YOUR INSTRUCTIONS :: Rewrite the listing from its start through the line containing "x-tick-label: 196.2 [658, 362, 671, 391]", replacing "Downtime" with "Idle Time" and leaving everything else unchanged.

GIVEN RECORDS ::
^^^^
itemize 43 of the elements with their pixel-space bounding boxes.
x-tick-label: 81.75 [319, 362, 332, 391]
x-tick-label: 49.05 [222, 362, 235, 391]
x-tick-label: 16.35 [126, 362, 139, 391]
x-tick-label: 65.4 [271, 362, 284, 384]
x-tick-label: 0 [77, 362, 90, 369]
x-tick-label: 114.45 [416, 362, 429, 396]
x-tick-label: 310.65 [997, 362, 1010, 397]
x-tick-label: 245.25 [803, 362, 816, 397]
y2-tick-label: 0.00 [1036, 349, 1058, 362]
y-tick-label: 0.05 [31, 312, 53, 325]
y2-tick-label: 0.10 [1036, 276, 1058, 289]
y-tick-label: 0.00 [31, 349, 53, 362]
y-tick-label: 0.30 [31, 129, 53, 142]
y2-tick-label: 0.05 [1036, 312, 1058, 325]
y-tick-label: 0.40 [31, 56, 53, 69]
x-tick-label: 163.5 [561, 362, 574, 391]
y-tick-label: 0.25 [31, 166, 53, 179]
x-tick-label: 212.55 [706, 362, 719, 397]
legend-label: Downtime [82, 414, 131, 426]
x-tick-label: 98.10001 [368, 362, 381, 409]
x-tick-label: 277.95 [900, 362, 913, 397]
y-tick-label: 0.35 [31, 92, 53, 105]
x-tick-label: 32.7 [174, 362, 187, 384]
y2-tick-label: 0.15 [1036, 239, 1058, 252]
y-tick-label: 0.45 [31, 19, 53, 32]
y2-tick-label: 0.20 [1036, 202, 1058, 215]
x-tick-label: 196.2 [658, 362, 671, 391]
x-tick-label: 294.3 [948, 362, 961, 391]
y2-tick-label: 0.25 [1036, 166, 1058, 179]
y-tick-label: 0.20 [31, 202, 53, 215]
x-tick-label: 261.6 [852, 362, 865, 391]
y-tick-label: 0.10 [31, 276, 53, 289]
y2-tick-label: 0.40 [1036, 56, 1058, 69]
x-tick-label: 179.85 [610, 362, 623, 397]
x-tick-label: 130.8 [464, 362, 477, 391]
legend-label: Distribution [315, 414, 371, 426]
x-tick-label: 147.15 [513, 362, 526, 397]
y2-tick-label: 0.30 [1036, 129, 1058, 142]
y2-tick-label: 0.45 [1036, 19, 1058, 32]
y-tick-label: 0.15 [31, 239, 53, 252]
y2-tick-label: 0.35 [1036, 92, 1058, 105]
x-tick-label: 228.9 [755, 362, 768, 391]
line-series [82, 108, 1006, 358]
^^^^
WRITTEN ANSWER ::
itemize 43 of the elements with their pixel-space bounding boxes.
x-tick-label: 81.75 [319, 362, 332, 391]
x-tick-label: 49.05 [222, 362, 235, 391]
x-tick-label: 16.35 [126, 362, 139, 391]
x-tick-label: 65.4 [271, 362, 284, 384]
x-tick-label: 0 [77, 362, 90, 369]
x-tick-label: 114.45 [416, 362, 429, 396]
x-tick-label: 310.65 [997, 362, 1010, 397]
x-tick-label: 245.25 [803, 362, 816, 397]
y2-tick-label: 0.00 [1036, 349, 1058, 362]
y-tick-label: 0.05 [31, 312, 53, 325]
y2-tick-label: 0.10 [1036, 276, 1058, 289]
y-tick-label: 0.00 [31, 349, 53, 362]
y-tick-label: 0.30 [31, 129, 53, 142]
y2-tick-label: 0.05 [1036, 312, 1058, 325]
y-tick-label: 0.40 [31, 56, 53, 69]
x-tick-label: 163.5 [561, 362, 574, 391]
y-tick-label: 0.25 [31, 166, 53, 179]
x-tick-label: 212.55 [706, 362, 719, 397]
legend-label: Idle Time [82, 414, 131, 426]
x-tick-label: 98.10001 [368, 362, 381, 409]
x-tick-label: 277.95 [900, 362, 913, 397]
y-tick-label: 0.35 [31, 92, 53, 105]
x-tick-label: 32.7 [174, 362, 187, 384]
y2-tick-label: 0.15 [1036, 239, 1058, 252]
y-tick-label: 0.45 [31, 19, 53, 32]
y2-tick-label: 0.20 [1036, 202, 1058, 215]
x-tick-label: 196.2 [658, 362, 671, 391]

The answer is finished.